#### Information given ####
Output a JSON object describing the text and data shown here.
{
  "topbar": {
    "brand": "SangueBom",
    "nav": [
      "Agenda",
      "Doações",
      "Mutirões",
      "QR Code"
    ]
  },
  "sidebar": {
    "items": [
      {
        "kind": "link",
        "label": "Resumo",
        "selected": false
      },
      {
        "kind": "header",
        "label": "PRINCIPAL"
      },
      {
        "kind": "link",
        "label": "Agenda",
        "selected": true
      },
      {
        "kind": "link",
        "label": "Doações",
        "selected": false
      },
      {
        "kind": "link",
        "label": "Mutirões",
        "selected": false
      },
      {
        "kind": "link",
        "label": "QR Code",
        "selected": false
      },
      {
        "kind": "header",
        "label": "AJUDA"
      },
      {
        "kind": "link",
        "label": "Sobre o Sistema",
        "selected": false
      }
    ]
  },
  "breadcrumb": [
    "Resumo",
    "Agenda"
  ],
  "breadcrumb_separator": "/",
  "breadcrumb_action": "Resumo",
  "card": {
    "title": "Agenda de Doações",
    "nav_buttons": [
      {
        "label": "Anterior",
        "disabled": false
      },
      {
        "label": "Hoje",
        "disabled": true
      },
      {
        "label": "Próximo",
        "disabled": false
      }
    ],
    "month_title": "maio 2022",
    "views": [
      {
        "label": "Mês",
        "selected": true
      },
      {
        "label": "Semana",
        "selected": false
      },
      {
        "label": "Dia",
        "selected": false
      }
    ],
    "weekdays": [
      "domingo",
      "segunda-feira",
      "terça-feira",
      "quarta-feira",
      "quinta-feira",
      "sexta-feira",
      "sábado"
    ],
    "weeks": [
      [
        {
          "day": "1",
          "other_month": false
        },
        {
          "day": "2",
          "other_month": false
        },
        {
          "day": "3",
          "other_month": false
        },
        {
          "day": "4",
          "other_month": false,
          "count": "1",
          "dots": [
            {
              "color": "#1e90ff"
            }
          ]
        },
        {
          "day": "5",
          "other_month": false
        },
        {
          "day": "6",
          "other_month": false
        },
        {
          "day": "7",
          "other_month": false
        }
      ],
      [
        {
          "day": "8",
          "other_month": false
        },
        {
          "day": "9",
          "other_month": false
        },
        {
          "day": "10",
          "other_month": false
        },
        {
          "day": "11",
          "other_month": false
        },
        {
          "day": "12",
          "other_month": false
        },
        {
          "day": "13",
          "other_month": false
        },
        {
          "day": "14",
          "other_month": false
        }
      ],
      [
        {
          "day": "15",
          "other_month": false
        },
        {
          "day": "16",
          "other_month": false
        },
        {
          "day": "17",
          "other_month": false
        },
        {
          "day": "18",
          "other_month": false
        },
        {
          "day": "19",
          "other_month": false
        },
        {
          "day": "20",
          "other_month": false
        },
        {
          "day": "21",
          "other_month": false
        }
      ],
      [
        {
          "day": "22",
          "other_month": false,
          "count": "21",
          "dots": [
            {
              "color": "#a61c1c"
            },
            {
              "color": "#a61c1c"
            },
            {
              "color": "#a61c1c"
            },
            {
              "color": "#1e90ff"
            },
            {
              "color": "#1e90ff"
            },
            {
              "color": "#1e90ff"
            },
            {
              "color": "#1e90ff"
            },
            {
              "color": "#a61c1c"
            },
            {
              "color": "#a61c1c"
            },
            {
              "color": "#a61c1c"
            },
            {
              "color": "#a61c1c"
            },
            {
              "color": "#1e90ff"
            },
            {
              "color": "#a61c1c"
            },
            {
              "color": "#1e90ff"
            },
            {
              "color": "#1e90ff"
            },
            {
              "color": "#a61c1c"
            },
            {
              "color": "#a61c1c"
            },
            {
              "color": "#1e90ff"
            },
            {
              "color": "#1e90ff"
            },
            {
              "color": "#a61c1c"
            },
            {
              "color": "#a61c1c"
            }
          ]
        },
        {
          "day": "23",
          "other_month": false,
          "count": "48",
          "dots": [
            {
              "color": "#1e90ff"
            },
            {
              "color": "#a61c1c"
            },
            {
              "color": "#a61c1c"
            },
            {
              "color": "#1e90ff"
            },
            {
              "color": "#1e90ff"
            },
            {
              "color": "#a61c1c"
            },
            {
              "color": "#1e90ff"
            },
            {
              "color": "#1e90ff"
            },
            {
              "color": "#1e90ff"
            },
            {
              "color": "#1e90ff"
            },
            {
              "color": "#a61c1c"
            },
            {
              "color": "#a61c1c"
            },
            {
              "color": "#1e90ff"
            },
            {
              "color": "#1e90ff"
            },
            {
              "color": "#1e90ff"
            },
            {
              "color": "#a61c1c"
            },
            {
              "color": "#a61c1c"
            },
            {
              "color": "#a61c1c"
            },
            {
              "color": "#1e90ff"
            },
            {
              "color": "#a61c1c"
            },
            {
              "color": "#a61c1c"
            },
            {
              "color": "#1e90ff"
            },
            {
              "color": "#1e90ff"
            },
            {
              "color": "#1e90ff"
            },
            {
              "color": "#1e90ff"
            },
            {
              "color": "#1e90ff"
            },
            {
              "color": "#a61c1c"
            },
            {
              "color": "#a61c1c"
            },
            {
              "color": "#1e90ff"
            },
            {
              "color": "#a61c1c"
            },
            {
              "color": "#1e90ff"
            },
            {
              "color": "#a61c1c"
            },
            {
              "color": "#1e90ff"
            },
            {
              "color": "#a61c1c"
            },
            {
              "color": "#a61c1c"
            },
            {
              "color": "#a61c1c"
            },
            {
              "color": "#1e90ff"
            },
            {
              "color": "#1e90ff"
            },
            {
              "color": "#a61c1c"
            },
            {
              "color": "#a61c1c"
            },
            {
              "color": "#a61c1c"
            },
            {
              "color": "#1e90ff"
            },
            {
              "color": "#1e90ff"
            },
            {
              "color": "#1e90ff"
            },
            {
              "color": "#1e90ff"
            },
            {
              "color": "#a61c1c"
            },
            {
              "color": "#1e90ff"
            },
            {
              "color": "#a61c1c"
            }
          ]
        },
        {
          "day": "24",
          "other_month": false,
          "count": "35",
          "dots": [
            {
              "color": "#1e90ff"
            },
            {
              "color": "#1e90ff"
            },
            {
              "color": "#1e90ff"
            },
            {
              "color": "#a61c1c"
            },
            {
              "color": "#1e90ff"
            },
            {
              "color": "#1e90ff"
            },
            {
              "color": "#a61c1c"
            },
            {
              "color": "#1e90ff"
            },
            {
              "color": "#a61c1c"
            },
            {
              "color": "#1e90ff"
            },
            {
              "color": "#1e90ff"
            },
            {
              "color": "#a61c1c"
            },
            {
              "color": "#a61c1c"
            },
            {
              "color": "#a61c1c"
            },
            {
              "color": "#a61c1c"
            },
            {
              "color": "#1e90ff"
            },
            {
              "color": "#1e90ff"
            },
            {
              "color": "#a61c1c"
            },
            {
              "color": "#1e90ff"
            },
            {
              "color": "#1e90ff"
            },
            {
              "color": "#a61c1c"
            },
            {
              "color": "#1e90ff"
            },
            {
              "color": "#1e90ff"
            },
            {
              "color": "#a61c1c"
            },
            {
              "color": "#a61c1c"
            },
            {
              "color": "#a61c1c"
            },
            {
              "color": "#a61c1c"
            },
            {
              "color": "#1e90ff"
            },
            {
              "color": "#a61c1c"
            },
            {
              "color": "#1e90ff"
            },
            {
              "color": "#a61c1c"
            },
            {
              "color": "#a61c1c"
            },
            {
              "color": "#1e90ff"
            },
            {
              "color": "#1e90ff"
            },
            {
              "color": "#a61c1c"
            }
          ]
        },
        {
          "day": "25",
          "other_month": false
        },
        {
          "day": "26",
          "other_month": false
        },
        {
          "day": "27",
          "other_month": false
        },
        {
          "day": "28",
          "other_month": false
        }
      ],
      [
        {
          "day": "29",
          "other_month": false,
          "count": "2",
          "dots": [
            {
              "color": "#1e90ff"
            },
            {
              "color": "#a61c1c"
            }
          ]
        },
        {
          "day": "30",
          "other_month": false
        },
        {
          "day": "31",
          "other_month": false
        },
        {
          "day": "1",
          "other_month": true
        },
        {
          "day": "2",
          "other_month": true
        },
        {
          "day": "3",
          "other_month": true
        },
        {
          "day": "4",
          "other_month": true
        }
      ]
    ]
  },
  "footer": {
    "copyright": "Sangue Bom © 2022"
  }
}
####
Problem requirements: Look for lines containing the string "feira" and copy them all.

Response to this task:
      "segunda-feira",
      "terça-feira",
      "quarta-feira",
      "quinta-feira",
      "sexta-feira",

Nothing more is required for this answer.